[Data records]
——
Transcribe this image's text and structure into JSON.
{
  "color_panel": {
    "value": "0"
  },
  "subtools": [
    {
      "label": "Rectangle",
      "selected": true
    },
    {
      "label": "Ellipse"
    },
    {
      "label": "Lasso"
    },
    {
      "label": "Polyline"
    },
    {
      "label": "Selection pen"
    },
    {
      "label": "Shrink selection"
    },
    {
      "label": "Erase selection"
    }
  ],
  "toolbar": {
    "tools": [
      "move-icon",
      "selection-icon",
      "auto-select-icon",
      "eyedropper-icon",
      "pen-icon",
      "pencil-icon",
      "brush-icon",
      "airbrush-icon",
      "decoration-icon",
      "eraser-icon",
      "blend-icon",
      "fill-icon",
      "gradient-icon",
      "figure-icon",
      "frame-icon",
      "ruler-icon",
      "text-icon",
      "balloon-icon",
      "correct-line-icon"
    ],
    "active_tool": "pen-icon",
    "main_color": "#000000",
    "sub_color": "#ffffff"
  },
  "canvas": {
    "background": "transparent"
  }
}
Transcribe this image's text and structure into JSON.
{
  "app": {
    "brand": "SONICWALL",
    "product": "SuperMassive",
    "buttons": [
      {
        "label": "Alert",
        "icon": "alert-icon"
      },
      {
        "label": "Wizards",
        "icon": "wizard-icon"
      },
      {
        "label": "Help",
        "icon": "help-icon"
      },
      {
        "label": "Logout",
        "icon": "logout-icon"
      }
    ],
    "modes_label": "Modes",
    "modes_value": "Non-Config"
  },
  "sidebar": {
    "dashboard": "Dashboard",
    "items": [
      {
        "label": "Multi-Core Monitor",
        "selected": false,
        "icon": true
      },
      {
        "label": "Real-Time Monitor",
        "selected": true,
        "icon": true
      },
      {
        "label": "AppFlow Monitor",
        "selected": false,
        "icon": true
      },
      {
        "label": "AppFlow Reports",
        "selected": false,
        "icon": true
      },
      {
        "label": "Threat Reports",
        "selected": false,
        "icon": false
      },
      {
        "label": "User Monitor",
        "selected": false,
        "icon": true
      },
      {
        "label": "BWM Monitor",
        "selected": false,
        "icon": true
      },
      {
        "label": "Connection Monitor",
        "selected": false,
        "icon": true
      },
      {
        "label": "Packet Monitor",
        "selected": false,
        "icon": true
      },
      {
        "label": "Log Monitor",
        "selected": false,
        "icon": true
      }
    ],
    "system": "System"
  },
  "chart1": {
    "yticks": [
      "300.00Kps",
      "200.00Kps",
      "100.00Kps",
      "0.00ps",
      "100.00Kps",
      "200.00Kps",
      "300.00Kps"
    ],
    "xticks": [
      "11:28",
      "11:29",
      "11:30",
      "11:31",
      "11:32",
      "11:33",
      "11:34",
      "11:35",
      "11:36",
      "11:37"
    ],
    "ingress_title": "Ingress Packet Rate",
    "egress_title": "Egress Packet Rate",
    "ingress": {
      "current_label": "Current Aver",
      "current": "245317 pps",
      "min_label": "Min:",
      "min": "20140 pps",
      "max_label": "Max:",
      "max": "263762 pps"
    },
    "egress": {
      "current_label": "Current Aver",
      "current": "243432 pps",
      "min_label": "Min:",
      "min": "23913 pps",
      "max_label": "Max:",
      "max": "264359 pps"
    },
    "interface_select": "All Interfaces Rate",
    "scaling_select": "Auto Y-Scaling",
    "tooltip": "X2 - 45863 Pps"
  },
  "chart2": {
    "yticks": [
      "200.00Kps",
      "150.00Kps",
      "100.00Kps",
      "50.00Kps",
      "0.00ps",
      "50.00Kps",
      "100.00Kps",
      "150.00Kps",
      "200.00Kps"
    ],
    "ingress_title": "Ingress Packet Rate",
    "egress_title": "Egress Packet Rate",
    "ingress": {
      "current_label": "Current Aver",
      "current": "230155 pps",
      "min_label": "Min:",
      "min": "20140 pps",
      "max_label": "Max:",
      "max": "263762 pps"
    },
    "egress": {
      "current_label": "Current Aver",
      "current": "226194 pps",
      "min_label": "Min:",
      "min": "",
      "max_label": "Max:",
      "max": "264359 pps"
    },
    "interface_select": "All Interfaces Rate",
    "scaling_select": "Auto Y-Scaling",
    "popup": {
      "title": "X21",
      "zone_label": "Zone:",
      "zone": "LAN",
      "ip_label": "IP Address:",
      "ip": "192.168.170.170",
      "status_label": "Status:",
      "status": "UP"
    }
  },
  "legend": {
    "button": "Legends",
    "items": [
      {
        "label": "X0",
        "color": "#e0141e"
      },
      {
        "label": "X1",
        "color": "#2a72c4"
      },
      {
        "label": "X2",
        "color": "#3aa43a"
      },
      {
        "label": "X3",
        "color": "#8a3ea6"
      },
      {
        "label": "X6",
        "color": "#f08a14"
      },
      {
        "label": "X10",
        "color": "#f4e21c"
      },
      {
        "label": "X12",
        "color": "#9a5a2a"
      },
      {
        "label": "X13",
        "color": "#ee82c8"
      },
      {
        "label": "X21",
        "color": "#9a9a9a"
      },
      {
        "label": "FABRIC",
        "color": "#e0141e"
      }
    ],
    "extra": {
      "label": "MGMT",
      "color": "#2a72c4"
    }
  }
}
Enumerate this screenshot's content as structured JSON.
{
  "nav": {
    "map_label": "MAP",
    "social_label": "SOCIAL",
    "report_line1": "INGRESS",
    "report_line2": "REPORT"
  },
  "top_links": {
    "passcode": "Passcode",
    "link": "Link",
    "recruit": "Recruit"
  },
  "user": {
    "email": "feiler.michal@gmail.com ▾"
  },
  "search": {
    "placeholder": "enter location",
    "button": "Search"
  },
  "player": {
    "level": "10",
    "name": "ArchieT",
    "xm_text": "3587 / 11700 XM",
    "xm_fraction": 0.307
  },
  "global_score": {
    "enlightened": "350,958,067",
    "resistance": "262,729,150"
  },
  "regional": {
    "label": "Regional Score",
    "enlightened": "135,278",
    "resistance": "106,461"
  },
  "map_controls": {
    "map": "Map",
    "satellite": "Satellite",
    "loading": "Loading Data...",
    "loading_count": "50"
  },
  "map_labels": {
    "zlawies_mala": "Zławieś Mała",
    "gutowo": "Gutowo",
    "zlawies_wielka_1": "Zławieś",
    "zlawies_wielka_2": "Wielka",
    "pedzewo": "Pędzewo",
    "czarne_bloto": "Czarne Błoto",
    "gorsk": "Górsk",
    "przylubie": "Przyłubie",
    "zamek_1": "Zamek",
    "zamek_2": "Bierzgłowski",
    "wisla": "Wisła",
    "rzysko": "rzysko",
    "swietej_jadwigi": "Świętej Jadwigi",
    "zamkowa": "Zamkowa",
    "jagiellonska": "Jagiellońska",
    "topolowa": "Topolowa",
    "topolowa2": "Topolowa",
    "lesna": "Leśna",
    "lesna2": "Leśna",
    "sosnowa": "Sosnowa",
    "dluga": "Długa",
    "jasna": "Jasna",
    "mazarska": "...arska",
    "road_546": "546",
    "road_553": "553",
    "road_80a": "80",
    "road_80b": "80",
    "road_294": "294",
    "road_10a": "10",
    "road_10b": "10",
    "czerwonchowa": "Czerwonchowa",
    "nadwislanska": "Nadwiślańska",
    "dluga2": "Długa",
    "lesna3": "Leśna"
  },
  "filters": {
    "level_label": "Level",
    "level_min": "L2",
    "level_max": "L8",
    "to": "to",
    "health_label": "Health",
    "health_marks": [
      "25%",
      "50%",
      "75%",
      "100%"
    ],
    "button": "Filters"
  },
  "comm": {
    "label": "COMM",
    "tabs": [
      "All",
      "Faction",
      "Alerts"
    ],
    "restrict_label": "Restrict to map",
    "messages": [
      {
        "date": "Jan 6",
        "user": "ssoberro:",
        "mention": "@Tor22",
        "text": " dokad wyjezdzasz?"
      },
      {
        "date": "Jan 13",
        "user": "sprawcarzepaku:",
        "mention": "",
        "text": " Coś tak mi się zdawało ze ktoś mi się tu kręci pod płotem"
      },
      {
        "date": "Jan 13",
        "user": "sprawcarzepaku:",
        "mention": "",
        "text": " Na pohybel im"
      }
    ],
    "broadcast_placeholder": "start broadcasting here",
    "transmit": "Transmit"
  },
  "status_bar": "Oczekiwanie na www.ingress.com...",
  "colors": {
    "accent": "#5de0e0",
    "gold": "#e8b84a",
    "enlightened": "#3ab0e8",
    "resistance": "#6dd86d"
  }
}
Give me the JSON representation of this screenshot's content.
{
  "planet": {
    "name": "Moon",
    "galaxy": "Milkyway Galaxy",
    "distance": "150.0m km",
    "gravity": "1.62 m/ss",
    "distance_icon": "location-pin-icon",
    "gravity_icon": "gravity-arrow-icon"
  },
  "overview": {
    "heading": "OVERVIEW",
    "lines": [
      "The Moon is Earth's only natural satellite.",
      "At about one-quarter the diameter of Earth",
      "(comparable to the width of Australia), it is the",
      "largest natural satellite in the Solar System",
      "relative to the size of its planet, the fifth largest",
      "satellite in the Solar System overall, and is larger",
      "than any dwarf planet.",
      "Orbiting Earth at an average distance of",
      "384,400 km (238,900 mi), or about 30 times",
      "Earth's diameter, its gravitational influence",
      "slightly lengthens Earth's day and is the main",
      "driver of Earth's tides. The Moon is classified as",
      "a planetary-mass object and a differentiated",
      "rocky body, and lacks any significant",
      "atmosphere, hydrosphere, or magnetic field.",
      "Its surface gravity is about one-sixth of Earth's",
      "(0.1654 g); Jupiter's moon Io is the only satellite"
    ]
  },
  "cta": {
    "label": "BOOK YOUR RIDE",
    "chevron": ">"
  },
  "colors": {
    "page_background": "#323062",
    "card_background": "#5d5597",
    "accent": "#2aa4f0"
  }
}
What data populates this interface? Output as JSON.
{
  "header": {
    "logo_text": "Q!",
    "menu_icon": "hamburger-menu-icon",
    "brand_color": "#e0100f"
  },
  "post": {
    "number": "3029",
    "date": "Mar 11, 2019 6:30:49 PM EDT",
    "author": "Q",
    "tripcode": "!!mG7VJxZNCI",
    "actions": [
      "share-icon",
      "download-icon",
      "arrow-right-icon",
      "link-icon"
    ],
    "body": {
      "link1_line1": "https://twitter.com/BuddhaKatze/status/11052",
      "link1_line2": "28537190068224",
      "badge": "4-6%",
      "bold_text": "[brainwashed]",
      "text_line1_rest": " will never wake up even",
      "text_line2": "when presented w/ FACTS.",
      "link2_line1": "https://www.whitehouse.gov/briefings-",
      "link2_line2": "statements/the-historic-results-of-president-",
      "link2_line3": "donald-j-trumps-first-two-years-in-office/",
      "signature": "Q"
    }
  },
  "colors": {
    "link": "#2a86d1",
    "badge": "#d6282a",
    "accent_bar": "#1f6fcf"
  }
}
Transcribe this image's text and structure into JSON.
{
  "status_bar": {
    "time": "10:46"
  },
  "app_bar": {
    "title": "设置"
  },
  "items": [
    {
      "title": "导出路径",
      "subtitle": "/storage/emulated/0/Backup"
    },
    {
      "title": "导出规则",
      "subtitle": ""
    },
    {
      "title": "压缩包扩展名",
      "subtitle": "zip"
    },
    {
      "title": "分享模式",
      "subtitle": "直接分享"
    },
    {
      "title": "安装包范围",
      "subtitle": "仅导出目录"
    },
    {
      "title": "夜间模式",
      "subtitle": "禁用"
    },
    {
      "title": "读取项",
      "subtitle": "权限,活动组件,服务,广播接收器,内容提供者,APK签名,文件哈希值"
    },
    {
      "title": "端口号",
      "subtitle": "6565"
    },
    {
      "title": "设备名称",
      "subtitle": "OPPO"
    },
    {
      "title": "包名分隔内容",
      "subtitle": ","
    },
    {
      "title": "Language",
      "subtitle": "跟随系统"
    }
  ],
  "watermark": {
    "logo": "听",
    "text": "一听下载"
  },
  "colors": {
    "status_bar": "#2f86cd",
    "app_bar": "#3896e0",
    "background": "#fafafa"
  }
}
——
Copy out every line that includes the word "natural".

      "The Moon is Earth's only natural satellite.",
      "largest natural satellite in the Solar System",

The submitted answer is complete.